STATED GOAL ::
For each line in the data below that holds "inch", return a copy.

------------------------

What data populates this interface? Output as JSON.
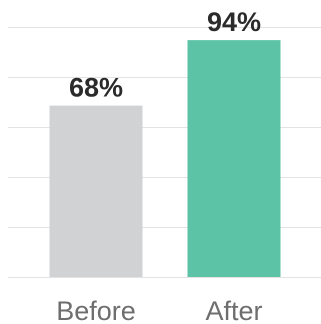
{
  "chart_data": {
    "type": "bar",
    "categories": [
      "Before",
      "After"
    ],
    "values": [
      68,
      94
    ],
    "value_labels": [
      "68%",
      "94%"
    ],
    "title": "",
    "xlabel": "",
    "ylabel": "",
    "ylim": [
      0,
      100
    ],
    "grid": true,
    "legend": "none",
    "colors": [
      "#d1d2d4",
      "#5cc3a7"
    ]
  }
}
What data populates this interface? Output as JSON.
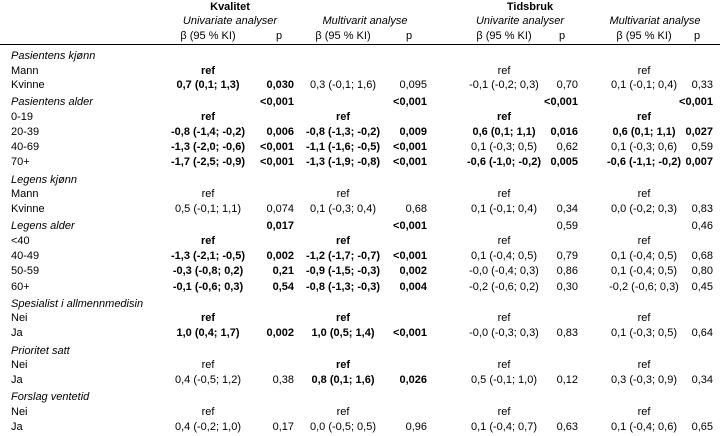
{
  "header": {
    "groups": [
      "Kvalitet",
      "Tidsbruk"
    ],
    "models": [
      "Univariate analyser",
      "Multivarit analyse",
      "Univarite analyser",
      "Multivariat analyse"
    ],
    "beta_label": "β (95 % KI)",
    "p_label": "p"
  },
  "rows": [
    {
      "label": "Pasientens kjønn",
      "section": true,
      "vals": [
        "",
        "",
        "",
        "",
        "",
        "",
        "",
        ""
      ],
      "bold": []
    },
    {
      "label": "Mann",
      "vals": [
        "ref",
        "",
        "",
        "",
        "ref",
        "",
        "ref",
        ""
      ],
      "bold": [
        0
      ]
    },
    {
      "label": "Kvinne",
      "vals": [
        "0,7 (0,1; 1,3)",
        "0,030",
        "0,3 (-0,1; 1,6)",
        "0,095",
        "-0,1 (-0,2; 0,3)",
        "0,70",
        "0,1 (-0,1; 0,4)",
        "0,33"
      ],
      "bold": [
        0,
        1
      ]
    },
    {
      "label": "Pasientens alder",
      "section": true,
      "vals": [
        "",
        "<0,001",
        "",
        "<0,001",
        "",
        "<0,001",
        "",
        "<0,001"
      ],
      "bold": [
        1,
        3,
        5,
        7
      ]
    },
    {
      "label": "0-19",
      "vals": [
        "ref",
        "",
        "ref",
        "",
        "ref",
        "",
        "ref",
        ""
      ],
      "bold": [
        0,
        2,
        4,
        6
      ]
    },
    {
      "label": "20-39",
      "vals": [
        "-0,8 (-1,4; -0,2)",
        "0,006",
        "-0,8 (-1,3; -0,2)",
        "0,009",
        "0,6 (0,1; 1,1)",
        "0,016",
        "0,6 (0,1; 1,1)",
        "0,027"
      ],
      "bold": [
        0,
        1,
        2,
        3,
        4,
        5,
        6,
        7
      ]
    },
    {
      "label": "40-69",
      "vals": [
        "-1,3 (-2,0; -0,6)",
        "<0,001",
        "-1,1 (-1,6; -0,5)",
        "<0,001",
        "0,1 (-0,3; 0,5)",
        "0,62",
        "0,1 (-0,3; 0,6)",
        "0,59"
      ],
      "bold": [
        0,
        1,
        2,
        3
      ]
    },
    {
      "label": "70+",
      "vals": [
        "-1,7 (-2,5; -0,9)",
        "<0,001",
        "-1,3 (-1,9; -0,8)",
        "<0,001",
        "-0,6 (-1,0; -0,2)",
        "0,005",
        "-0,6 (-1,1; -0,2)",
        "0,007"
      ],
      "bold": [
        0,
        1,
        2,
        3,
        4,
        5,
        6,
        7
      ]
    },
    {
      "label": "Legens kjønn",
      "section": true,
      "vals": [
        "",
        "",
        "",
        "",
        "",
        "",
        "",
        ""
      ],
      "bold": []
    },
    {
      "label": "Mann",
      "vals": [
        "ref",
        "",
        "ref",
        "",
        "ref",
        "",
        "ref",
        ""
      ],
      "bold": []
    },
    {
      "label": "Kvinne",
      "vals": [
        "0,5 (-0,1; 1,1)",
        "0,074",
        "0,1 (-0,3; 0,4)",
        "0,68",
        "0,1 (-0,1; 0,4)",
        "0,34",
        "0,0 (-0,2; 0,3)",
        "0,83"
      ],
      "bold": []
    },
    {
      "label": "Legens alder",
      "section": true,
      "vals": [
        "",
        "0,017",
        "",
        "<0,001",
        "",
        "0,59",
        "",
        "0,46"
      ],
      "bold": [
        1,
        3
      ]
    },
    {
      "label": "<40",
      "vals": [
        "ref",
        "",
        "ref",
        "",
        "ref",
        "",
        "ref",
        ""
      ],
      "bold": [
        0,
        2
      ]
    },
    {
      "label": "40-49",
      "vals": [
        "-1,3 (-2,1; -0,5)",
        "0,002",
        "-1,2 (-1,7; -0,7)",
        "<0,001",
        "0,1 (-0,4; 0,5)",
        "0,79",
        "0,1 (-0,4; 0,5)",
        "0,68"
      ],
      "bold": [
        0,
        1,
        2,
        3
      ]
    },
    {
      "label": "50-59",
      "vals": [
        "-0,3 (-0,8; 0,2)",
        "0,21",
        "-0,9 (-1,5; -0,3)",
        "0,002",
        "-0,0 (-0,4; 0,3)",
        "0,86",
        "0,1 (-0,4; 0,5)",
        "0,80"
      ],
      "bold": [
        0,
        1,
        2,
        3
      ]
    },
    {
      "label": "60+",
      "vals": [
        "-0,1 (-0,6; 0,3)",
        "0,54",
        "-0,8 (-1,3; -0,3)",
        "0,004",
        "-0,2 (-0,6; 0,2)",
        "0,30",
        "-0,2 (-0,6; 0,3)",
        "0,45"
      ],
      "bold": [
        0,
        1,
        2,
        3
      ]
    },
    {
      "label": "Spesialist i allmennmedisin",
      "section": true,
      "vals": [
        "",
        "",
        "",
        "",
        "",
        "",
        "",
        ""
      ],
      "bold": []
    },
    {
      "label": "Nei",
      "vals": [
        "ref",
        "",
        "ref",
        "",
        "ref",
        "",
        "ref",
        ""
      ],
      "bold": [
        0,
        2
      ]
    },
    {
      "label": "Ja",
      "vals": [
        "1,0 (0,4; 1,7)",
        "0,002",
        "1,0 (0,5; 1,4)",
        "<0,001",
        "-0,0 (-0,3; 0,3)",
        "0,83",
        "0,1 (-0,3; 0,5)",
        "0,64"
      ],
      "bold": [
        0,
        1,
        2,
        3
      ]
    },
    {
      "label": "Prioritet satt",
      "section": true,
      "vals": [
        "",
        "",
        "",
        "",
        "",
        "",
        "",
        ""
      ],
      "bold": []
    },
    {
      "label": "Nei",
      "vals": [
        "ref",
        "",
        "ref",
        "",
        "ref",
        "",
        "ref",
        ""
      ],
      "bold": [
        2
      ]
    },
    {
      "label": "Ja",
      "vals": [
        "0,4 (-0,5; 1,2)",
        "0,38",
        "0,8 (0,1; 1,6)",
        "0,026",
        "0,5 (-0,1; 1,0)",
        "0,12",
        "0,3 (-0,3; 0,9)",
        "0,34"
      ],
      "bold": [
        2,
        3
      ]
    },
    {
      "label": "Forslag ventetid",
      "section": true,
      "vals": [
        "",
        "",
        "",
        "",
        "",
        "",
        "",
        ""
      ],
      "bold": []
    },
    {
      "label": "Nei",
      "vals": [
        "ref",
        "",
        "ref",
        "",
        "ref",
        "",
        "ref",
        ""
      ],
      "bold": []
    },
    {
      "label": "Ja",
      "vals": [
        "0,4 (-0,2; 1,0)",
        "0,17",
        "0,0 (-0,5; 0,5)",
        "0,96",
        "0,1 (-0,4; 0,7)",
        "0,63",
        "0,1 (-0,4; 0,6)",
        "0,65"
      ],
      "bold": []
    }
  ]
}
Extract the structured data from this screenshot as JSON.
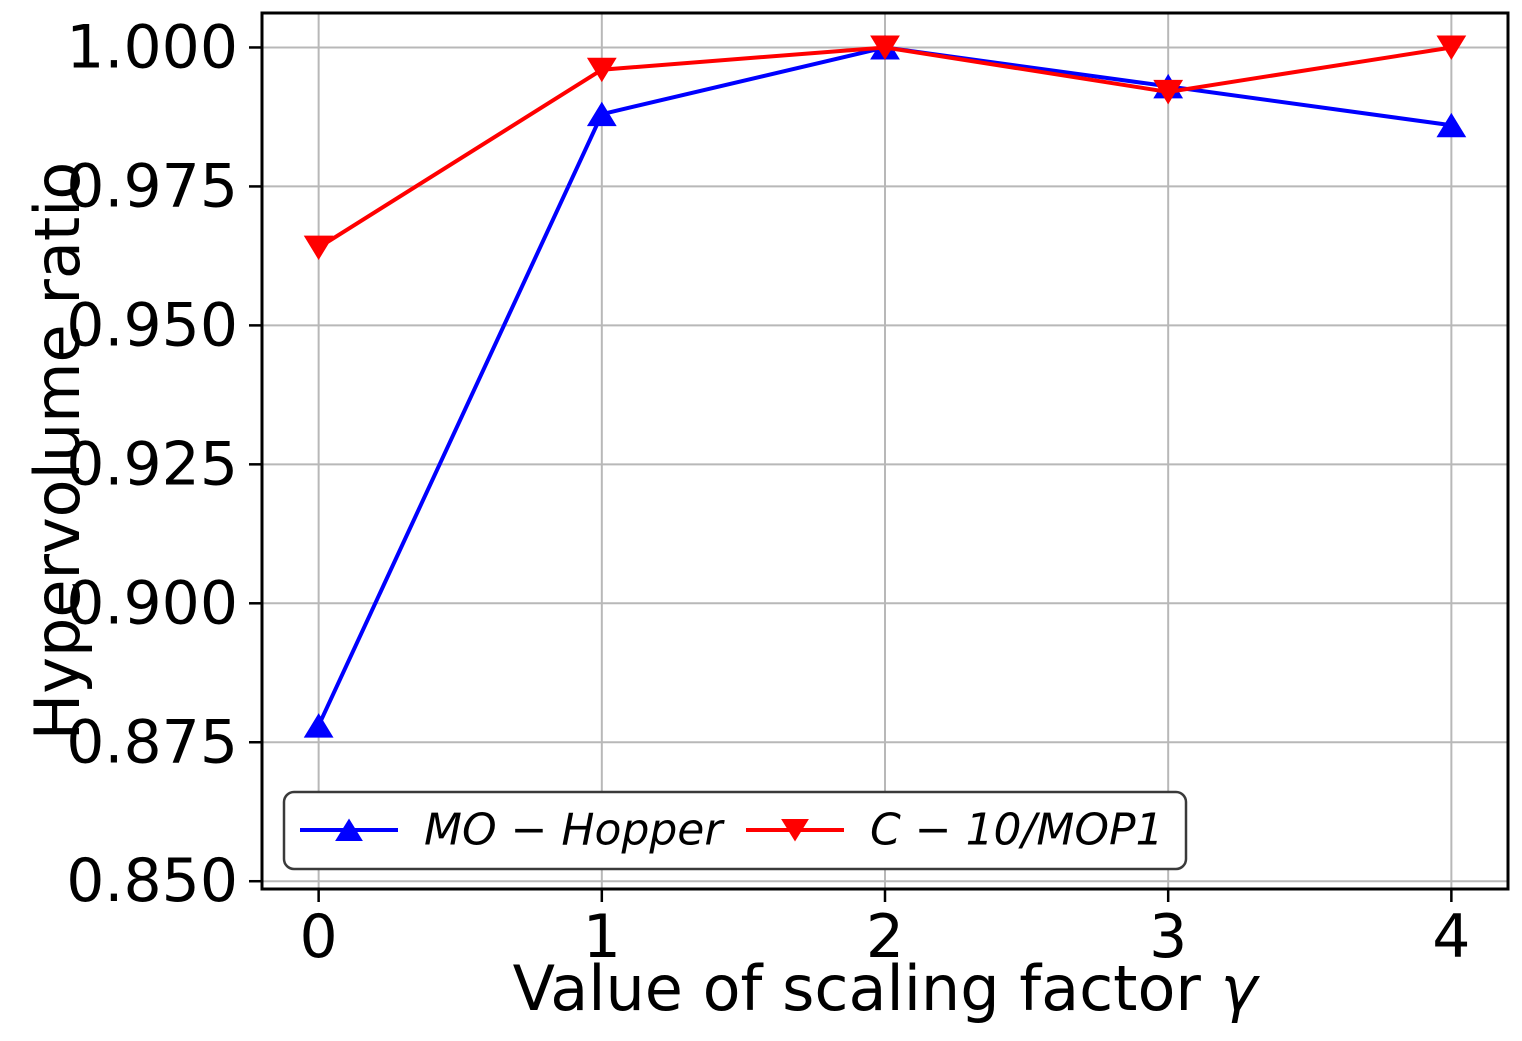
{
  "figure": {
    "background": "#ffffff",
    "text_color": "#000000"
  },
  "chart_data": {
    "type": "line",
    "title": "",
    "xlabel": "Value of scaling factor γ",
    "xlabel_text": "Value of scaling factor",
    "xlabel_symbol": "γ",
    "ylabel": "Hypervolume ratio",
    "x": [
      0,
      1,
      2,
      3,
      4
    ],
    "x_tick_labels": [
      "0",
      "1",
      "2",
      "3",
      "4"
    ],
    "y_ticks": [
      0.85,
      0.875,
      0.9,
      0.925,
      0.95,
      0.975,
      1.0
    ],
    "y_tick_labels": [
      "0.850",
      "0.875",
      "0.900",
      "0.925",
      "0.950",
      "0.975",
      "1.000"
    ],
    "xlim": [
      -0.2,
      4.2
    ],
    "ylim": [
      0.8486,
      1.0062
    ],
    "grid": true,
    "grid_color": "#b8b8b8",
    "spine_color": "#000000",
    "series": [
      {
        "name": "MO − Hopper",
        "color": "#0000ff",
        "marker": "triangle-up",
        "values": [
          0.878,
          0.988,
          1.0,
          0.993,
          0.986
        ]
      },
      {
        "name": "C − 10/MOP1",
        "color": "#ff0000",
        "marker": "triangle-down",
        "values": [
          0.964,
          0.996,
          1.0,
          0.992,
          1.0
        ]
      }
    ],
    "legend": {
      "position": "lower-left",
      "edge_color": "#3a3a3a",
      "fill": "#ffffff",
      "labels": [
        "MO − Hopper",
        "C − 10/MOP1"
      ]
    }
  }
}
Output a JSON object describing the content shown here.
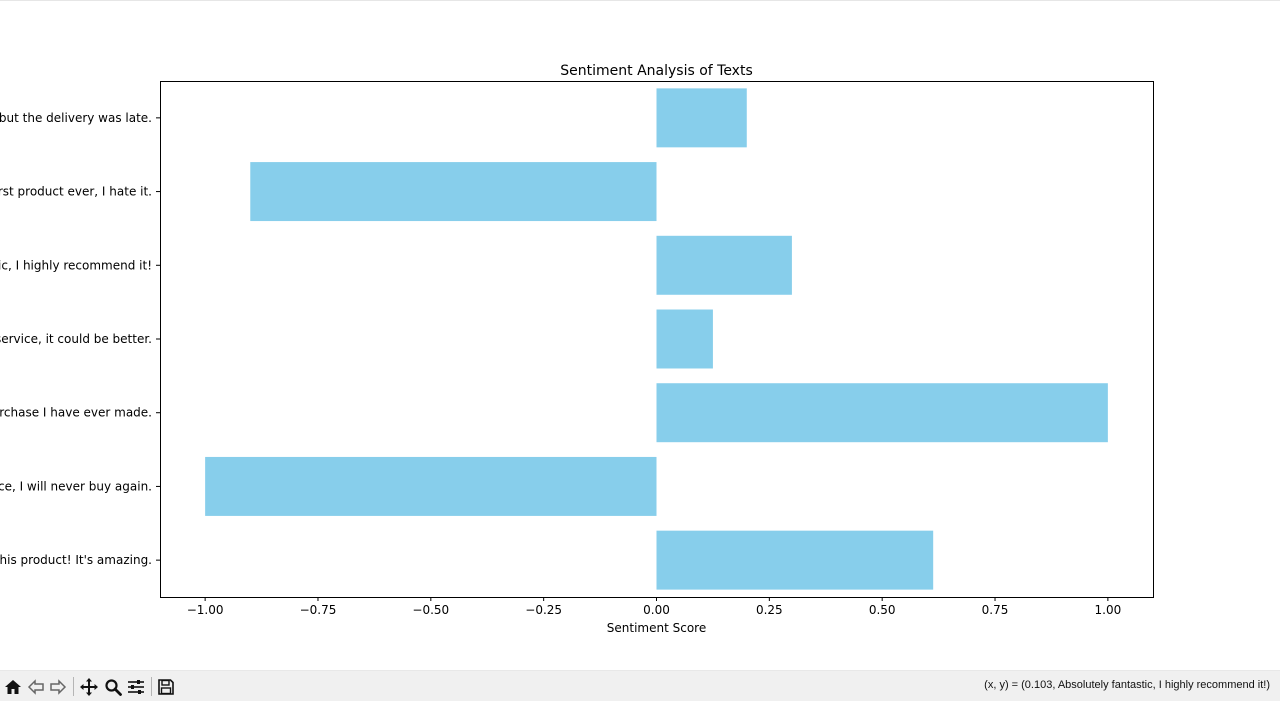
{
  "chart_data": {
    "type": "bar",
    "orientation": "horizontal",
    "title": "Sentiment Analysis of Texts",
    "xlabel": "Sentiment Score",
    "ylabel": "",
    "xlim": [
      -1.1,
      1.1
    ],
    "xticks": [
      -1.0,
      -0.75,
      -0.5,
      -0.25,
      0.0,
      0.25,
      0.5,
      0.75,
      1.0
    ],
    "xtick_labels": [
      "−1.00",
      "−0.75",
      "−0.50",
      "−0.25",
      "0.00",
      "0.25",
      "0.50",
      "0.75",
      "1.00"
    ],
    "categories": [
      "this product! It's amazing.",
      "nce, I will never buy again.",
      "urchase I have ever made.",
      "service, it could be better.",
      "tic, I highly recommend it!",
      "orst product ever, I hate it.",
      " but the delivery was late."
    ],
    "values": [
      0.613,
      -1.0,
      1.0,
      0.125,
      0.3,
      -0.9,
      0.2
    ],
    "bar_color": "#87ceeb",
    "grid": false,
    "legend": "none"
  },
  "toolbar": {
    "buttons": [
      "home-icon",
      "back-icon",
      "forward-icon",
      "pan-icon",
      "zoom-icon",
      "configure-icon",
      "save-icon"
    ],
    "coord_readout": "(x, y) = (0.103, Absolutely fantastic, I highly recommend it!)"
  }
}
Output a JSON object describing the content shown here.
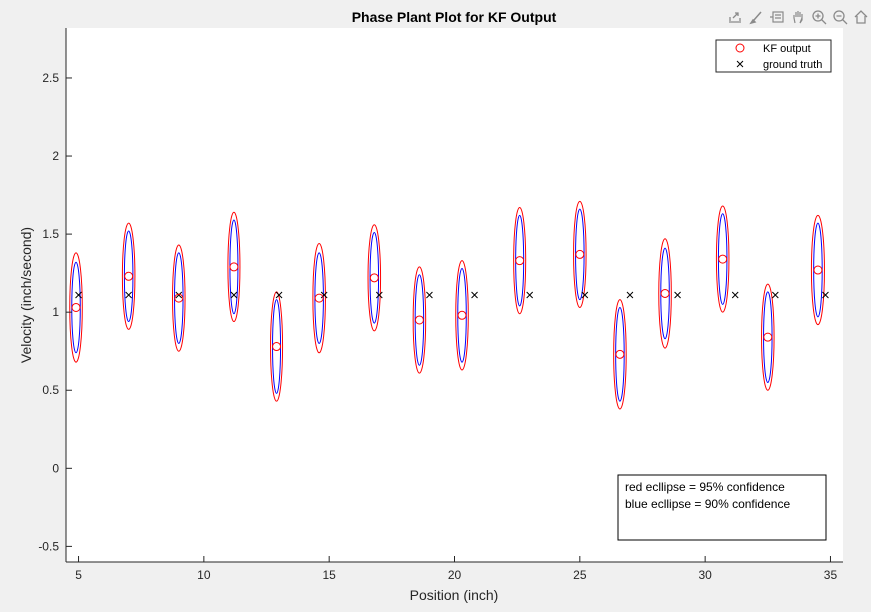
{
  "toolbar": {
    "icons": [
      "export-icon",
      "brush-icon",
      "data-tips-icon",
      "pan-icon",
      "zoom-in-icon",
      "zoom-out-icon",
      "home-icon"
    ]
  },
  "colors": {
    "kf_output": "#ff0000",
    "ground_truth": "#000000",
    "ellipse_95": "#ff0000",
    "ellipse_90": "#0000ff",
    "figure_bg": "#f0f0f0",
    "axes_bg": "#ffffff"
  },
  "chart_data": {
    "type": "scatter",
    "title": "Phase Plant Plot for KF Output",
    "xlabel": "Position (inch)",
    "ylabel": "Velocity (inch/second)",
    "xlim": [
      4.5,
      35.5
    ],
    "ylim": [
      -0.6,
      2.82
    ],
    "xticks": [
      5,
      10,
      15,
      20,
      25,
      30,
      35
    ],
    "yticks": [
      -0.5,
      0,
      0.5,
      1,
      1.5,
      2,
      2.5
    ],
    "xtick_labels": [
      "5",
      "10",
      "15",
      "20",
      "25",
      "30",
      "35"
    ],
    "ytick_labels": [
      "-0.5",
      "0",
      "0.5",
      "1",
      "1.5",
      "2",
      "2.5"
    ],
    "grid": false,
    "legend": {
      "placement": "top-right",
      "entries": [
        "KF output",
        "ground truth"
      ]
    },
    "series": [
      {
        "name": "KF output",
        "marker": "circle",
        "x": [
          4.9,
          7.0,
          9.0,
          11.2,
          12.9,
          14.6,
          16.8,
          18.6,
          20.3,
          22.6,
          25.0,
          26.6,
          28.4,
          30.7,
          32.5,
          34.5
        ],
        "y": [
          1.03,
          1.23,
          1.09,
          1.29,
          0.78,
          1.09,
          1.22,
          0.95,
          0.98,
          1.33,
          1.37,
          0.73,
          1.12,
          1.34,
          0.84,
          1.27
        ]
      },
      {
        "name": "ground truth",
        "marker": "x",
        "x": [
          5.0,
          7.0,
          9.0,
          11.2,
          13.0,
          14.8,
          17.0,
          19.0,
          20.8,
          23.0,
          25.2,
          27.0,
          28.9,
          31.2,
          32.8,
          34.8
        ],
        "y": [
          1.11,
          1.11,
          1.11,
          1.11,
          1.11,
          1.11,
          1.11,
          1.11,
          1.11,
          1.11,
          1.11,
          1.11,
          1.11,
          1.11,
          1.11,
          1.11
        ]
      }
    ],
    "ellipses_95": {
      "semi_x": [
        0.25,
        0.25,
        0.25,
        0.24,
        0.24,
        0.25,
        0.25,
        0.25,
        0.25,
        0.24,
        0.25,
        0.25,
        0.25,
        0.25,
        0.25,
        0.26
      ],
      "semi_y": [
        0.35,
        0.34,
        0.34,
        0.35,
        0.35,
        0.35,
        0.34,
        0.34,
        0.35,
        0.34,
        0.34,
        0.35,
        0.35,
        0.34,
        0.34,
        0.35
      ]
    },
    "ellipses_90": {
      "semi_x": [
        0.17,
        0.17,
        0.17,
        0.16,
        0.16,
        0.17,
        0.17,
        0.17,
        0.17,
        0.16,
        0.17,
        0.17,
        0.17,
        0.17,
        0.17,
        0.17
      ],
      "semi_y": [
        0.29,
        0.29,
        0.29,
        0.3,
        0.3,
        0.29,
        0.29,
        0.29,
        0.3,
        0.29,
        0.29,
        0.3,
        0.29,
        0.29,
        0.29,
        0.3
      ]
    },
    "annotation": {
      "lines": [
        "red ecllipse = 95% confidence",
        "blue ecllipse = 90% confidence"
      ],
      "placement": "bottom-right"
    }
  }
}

------------------------

SOLUTION FOR THIS TASK ::
    "xlabel": "Position (inch)",
    "ylabel": "Velocity (inch/second)",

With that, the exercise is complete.